Task brief >> Rewrite every entry below with each "sidebar-item" swapped for "nav-item" and nothing else altered.

Given records >>
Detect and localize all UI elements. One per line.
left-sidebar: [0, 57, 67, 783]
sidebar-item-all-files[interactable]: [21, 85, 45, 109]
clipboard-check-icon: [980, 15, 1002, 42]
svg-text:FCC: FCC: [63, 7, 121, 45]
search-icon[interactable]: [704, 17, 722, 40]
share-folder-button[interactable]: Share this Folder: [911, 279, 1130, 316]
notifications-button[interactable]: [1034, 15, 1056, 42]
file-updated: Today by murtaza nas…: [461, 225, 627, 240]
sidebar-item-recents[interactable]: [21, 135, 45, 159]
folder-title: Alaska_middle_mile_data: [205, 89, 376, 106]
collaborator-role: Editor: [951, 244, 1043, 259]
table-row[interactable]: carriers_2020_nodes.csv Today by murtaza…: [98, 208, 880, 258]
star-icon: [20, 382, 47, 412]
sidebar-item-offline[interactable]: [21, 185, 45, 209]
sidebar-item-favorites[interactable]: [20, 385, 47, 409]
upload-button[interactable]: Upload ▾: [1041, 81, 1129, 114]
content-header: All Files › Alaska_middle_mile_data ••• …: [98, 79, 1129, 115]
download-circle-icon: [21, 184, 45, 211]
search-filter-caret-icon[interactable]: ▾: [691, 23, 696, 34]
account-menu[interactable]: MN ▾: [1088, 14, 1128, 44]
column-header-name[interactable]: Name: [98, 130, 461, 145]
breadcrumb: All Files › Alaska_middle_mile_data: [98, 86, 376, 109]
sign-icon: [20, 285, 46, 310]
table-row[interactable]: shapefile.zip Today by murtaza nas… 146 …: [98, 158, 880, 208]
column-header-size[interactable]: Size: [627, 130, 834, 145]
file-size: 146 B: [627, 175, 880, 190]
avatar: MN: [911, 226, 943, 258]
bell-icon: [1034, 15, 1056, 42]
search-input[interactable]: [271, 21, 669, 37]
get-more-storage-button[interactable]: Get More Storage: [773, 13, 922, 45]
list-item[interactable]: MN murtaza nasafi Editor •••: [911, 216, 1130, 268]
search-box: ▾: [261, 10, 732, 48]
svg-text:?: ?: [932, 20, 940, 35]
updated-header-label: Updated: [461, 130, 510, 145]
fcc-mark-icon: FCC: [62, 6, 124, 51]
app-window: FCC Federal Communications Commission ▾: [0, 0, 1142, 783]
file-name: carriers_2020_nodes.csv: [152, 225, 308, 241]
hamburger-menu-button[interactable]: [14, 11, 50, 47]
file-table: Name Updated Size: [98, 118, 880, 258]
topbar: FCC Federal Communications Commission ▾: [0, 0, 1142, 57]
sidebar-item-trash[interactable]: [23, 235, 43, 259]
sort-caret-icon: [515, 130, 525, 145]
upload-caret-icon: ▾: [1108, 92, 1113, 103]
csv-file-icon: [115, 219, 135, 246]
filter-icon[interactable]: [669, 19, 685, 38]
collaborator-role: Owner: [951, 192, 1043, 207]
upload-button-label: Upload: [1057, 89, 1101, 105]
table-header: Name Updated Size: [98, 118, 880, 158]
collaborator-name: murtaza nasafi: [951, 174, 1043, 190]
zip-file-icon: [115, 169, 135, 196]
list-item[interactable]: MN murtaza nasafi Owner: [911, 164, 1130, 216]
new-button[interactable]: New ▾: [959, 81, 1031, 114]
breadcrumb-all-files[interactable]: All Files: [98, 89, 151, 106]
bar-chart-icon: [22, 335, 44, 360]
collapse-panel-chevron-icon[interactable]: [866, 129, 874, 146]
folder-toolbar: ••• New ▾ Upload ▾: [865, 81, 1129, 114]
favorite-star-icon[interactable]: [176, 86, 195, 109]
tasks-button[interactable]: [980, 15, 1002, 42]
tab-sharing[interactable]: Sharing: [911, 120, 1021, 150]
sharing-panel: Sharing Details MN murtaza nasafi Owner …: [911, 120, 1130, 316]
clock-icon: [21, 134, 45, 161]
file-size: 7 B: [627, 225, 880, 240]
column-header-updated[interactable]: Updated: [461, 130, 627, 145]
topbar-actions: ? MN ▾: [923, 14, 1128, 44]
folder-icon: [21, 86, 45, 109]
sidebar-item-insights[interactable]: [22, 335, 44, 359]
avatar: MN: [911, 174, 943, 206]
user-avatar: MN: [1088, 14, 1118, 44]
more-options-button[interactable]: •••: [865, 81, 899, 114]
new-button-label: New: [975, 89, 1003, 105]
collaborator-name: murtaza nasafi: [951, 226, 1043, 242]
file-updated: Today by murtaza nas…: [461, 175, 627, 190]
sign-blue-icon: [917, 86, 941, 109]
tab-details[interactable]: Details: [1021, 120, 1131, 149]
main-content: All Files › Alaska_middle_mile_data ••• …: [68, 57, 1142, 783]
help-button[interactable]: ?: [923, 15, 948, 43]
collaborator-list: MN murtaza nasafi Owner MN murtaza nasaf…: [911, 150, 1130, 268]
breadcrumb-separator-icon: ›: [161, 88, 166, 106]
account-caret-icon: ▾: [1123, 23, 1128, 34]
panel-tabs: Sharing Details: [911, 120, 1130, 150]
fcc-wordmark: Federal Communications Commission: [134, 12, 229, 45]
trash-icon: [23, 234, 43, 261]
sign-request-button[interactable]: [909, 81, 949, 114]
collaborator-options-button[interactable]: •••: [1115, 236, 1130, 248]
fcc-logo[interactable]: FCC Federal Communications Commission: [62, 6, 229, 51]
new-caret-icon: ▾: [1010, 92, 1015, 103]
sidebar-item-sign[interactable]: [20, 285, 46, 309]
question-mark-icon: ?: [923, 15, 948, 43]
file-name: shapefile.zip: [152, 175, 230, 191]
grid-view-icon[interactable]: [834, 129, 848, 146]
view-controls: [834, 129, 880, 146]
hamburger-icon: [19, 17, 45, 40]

Response >>
Detect and localize all UI elements. One per line.
left-sidebar: [0, 57, 67, 783]
nav-item-all-files[interactable]: [21, 85, 45, 109]
clipboard-check-icon: [980, 15, 1002, 42]
svg-text:FCC: FCC: [63, 7, 121, 45]
search-icon[interactable]: [704, 17, 722, 40]
share-folder-button[interactable]: Share this Folder: [911, 279, 1130, 316]
notifications-button[interactable]: [1034, 15, 1056, 42]
file-updated: Today by murtaza nas…: [461, 225, 627, 240]
nav-item-recents[interactable]: [21, 135, 45, 159]
folder-title: Alaska_middle_mile_data: [205, 89, 376, 106]
collaborator-role: Editor: [951, 244, 1043, 259]
table-row[interactable]: carriers_2020_nodes.csv Today by murtaza…: [98, 208, 880, 258]
star-icon: [20, 382, 47, 412]
nav-item-offline[interactable]: [21, 185, 45, 209]
nav-item-favorites[interactable]: [20, 385, 47, 409]
upload-button[interactable]: Upload ▾: [1041, 81, 1129, 114]
content-header: All Files › Alaska_middle_mile_data ••• …: [98, 79, 1129, 115]
download-circle-icon: [21, 184, 45, 211]
search-filter-caret-icon[interactable]: ▾: [691, 23, 696, 34]
account-menu[interactable]: MN ▾: [1088, 14, 1128, 44]
column-header-name[interactable]: Name: [98, 130, 461, 145]
breadcrumb: All Files › Alaska_middle_mile_data: [98, 86, 376, 109]
sign-icon: [20, 285, 46, 310]
table-row[interactable]: shapefile.zip Today by murtaza nas… 146 …: [98, 158, 880, 208]
column-header-size[interactable]: Size: [627, 130, 834, 145]
file-size: 146 B: [627, 175, 880, 190]
avatar: MN: [911, 226, 943, 258]
bell-icon: [1034, 15, 1056, 42]
search-input[interactable]: [271, 21, 669, 37]
get-more-storage-button[interactable]: Get More Storage: [773, 13, 922, 45]
list-item[interactable]: MN murtaza nasafi Editor •••: [911, 216, 1130, 268]
search-box: ▾: [261, 10, 732, 48]
svg-text:?: ?: [932, 20, 940, 35]
updated-header-label: Updated: [461, 130, 510, 145]
fcc-mark-icon: FCC: [62, 6, 124, 51]
app-window: FCC Federal Communications Commission ▾: [0, 0, 1142, 783]
file-name: carriers_2020_nodes.csv: [152, 225, 308, 241]
hamburger-menu-button[interactable]: [14, 11, 50, 47]
file-table: Name Updated Size: [98, 118, 880, 258]
topbar: FCC Federal Communications Commission ▾: [0, 0, 1142, 57]
nav-item-trash[interactable]: [23, 235, 43, 259]
sort-caret-icon: [515, 130, 525, 145]
upload-caret-icon: ▾: [1108, 92, 1113, 103]
csv-file-icon: [115, 219, 135, 246]
filter-icon[interactable]: [669, 19, 685, 38]
collaborator-role: Owner: [951, 192, 1043, 207]
upload-button-label: Upload: [1057, 89, 1101, 105]
table-header: Name Updated Size: [98, 118, 880, 158]
collaborator-name: murtaza nasafi: [951, 174, 1043, 190]
zip-file-icon: [115, 169, 135, 196]
list-item[interactable]: MN murtaza nasafi Owner: [911, 164, 1130, 216]
new-button[interactable]: New ▾: [959, 81, 1031, 114]
breadcrumb-all-files[interactable]: All Files: [98, 89, 151, 106]
bar-chart-icon: [22, 335, 44, 360]
collapse-panel-chevron-icon[interactable]: [866, 129, 874, 146]
folder-toolbar: ••• New ▾ Upload ▾: [865, 81, 1129, 114]
favorite-star-icon[interactable]: [176, 86, 195, 109]
tasks-button[interactable]: [980, 15, 1002, 42]
tab-sharing[interactable]: Sharing: [911, 120, 1021, 150]
sharing-panel: Sharing Details MN murtaza nasafi Owner …: [911, 120, 1130, 316]
clock-icon: [21, 134, 45, 161]
file-size: 7 B: [627, 225, 880, 240]
column-header-updated[interactable]: Updated: [461, 130, 627, 145]
topbar-actions: ? MN ▾: [923, 14, 1128, 44]
folder-icon: [21, 86, 45, 109]
nav-item-insights[interactable]: [22, 335, 44, 359]
avatar: MN: [911, 174, 943, 206]
user-avatar: MN: [1088, 14, 1118, 44]
more-options-button[interactable]: •••: [865, 81, 899, 114]
new-button-label: New: [975, 89, 1003, 105]
collaborator-name: murtaza nasafi: [951, 226, 1043, 242]
file-updated: Today by murtaza nas…: [461, 175, 627, 190]
sign-blue-icon: [917, 86, 941, 109]
tab-details[interactable]: Details: [1021, 120, 1131, 149]
main-content: All Files › Alaska_middle_mile_data ••• …: [68, 57, 1142, 783]
help-button[interactable]: ?: [923, 15, 948, 43]
collaborator-list: MN murtaza nasafi Owner MN murtaza nasaf…: [911, 150, 1130, 268]
breadcrumb-separator-icon: ›: [161, 88, 166, 106]
account-caret-icon: ▾: [1123, 23, 1128, 34]
panel-tabs: Sharing Details: [911, 120, 1130, 150]
fcc-wordmark: Federal Communications Commission: [134, 12, 229, 45]
trash-icon: [23, 234, 43, 261]
sign-request-button[interactable]: [909, 81, 949, 114]
collaborator-options-button[interactable]: •••: [1115, 236, 1130, 248]
fcc-logo[interactable]: FCC Federal Communications Commission: [62, 6, 229, 51]
new-caret-icon: ▾: [1010, 92, 1015, 103]
nav-item-sign[interactable]: [20, 285, 46, 309]
question-mark-icon: ?: [923, 15, 948, 43]
file-name: shapefile.zip: [152, 175, 230, 191]
grid-view-icon[interactable]: [834, 129, 848, 146]
view-controls: [834, 129, 880, 146]
hamburger-icon: [19, 17, 45, 40]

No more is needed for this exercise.